### TASK DATA
──────
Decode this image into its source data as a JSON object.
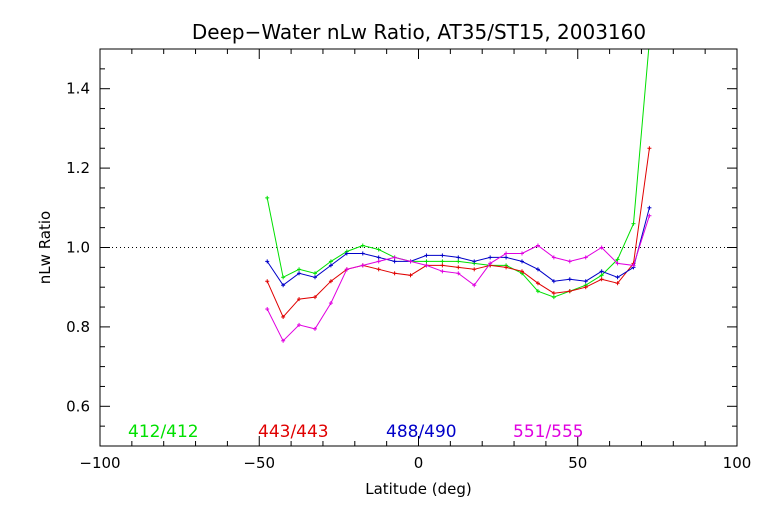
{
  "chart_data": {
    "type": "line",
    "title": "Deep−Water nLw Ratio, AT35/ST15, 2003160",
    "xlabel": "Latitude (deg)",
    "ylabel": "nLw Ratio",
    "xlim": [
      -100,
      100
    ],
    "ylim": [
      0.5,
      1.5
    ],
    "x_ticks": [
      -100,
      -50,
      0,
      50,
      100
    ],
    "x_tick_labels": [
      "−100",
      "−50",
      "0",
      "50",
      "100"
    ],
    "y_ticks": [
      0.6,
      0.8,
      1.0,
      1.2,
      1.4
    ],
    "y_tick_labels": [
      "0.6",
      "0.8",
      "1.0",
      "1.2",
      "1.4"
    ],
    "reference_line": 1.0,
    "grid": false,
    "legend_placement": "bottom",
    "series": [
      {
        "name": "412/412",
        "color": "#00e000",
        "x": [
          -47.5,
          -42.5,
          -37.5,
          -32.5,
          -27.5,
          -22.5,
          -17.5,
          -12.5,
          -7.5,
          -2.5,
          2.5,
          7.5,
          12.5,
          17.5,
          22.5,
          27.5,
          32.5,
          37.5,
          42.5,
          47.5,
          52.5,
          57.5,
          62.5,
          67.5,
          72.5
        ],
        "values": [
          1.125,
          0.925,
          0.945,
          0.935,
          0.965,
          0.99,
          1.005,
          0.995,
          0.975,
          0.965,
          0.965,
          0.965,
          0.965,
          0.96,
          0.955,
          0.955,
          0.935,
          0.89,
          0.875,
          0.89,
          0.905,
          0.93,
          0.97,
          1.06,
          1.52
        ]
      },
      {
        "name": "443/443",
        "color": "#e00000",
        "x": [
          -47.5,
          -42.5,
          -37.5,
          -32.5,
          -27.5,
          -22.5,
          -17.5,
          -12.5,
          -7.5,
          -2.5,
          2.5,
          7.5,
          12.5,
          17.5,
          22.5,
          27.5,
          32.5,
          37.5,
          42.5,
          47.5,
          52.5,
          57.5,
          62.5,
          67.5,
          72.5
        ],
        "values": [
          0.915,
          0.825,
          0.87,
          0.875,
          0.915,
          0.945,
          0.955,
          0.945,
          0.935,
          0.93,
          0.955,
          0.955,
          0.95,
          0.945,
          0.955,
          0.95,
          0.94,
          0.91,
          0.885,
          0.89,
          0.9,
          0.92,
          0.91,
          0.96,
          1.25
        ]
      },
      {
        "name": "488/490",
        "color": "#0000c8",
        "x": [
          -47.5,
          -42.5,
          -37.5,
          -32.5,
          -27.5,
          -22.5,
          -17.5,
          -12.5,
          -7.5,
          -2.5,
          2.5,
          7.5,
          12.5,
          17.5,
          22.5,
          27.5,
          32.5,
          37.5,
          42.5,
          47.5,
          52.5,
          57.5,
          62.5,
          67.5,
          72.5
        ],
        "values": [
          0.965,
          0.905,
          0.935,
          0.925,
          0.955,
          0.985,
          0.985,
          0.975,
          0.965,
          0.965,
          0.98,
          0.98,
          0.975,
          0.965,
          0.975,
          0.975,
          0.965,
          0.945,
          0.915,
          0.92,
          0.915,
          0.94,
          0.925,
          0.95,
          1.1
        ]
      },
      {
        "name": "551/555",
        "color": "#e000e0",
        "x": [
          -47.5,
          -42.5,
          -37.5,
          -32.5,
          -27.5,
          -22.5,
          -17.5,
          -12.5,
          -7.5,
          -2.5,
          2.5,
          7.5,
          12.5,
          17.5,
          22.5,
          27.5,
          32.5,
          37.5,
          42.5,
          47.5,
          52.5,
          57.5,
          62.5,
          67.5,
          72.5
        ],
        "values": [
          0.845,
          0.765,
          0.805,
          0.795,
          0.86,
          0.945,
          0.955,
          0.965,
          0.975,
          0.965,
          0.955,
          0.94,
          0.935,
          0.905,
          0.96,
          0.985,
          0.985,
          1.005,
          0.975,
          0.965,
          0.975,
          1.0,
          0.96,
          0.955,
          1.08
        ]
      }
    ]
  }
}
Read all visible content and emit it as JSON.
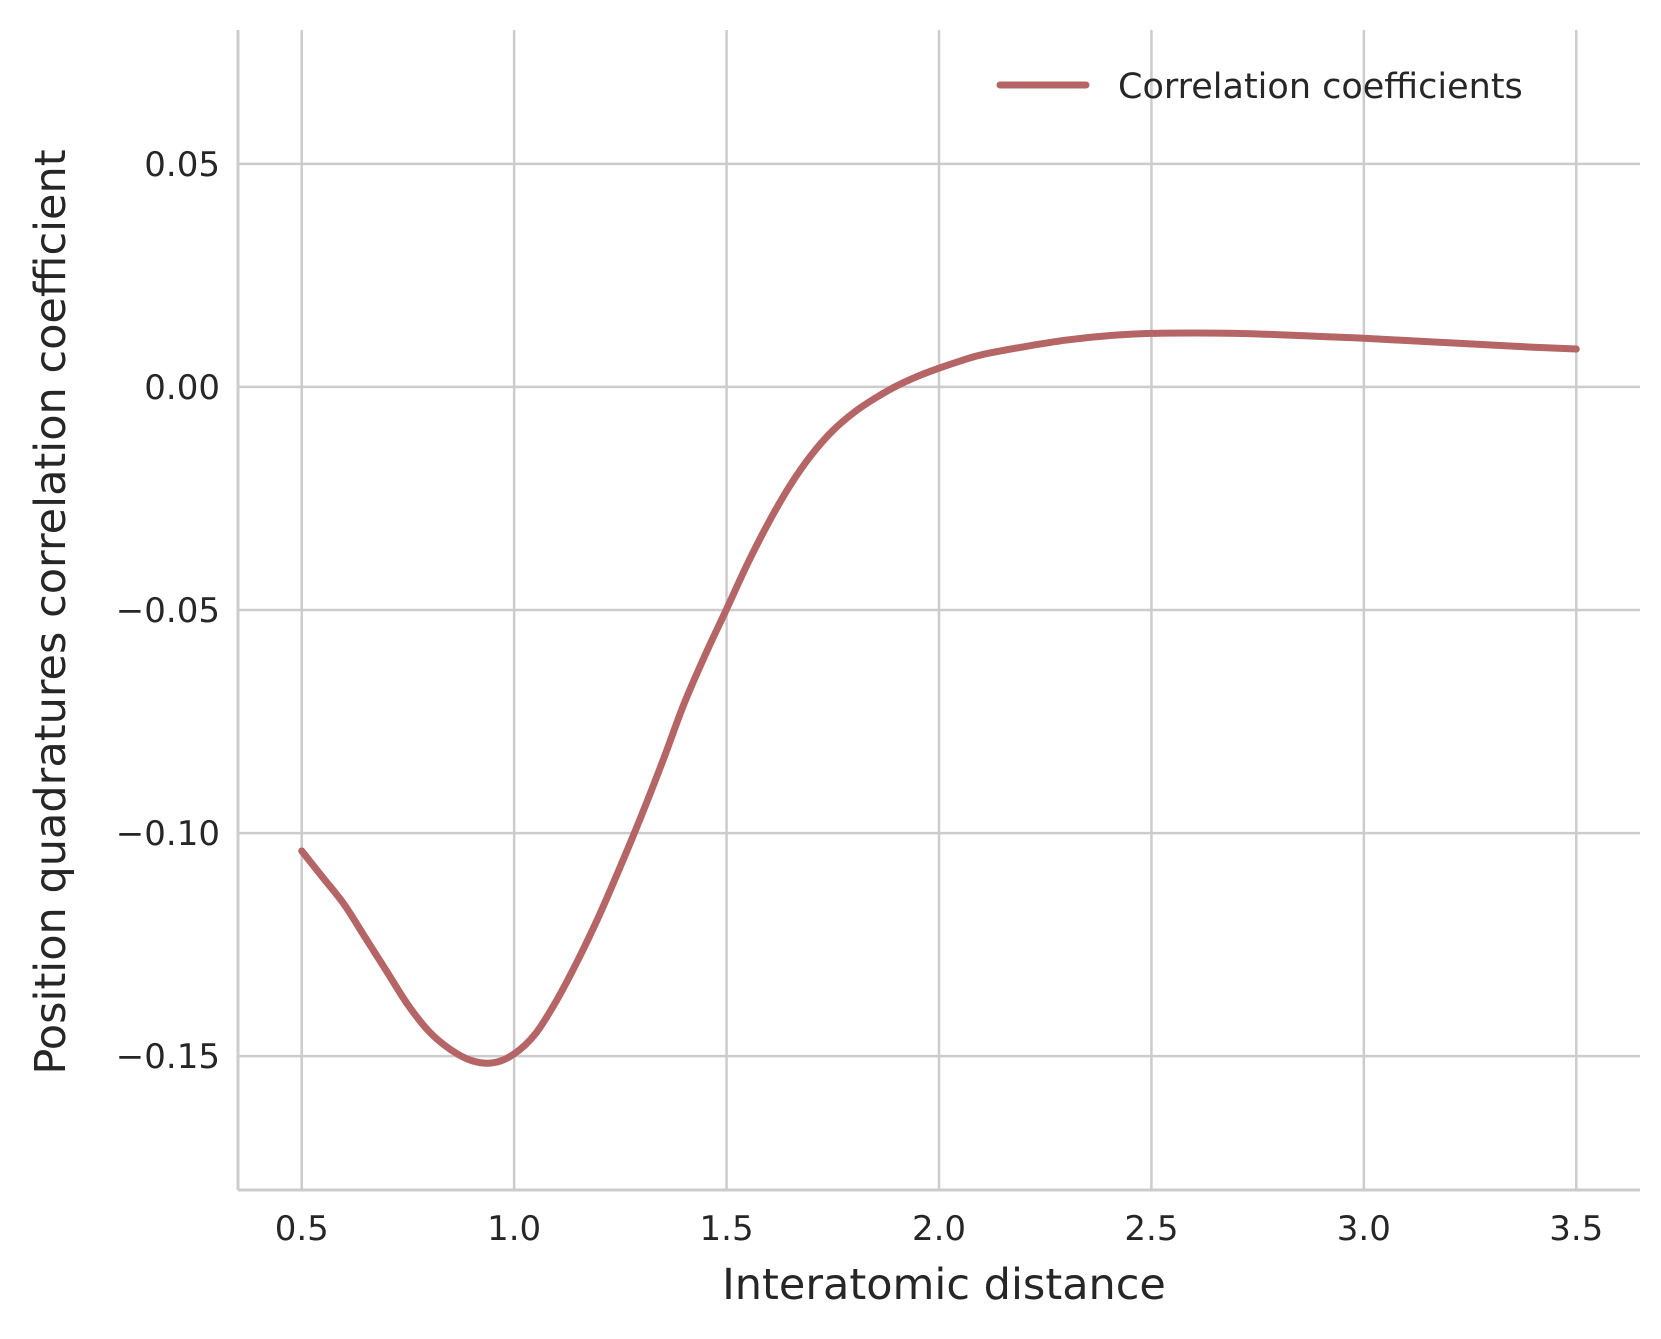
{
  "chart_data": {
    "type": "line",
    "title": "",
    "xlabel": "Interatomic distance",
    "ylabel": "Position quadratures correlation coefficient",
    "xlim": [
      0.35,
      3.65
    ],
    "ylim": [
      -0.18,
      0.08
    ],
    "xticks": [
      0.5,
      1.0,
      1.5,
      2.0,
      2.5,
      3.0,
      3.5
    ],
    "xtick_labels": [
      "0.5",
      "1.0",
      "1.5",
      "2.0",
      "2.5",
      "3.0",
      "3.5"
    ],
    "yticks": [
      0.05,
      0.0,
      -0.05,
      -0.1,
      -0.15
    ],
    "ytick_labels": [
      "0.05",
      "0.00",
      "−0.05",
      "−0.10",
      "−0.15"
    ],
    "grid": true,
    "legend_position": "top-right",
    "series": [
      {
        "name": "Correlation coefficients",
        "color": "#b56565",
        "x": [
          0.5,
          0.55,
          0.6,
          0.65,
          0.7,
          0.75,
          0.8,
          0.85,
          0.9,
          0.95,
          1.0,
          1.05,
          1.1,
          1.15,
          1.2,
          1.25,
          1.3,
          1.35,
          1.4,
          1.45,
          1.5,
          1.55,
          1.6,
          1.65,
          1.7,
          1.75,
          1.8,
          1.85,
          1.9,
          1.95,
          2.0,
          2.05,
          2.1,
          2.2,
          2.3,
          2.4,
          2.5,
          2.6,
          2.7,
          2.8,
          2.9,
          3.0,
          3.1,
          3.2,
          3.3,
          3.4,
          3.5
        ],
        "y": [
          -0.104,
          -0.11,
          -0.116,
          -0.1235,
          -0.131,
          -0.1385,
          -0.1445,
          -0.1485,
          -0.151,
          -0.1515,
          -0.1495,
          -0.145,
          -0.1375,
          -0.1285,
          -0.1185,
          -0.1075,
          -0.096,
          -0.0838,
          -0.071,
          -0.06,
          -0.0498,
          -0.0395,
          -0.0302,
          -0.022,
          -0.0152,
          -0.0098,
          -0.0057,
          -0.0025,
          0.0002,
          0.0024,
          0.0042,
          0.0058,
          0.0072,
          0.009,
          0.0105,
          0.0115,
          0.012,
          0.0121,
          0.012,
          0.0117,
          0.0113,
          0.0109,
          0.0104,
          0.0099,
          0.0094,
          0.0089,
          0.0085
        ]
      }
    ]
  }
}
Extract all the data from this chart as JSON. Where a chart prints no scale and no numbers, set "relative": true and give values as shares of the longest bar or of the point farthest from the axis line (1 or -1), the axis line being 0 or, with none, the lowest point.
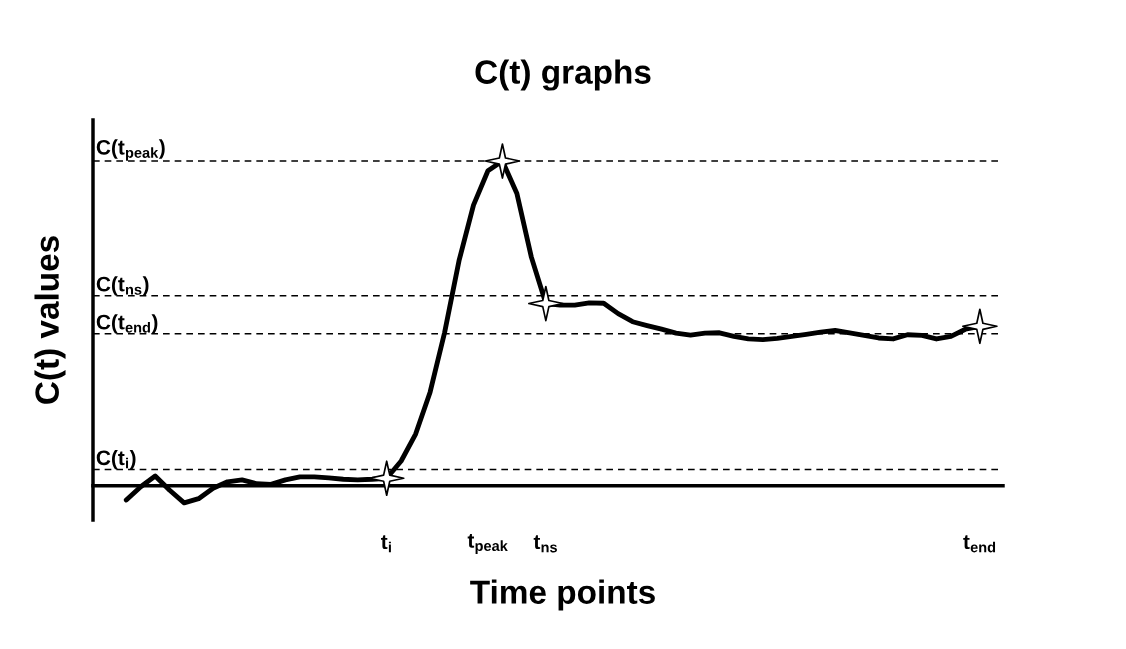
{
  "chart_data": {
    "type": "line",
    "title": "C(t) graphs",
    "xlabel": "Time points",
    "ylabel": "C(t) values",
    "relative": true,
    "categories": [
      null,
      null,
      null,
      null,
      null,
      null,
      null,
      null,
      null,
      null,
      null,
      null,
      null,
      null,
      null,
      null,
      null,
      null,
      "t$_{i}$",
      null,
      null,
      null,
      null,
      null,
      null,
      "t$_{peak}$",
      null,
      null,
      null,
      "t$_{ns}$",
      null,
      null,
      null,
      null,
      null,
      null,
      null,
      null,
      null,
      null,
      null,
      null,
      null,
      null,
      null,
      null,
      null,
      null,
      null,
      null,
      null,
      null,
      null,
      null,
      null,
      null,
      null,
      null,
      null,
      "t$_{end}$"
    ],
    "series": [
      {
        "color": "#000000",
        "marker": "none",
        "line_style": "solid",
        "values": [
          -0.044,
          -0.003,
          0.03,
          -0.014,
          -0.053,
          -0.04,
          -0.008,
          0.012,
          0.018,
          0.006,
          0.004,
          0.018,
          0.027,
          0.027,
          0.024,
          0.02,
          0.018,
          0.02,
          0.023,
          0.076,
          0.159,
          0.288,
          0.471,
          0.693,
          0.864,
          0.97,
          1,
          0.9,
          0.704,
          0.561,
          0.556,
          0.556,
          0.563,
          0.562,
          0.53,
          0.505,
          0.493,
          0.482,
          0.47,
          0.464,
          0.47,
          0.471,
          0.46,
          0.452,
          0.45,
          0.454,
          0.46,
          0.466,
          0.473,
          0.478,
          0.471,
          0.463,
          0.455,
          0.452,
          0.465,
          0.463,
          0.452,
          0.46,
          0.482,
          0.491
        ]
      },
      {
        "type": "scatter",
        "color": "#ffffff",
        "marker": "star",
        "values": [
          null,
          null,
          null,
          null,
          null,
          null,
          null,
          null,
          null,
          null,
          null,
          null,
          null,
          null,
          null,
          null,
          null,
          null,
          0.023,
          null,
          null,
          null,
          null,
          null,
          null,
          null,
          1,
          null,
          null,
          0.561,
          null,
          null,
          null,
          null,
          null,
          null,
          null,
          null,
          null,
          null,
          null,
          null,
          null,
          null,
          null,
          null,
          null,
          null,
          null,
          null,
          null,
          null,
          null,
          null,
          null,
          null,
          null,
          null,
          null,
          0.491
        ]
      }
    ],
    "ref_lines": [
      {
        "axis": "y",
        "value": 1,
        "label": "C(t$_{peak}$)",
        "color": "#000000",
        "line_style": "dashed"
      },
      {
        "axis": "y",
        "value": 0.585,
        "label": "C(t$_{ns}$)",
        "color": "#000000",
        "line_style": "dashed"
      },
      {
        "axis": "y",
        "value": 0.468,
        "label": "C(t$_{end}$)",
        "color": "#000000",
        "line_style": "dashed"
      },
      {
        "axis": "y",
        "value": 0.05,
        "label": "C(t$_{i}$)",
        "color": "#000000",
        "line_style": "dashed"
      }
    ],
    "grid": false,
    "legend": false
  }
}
──────
### WRITTEN REQUEST
Within the material above, find the lines that contain the word "JSON"; copy them.

### WRITTEN SOLUTION
Decode this image into its source data as a JSON object.
Read all visible content and emit it as JSON.
Extract all the data from this chart as JSON. Where a chart prints no scale and no numbers, set "relative": true and give values as shares of the longest bar or of the point farthest from the axis line (1 or -1), the axis line being 0 or, with none, the lowest point.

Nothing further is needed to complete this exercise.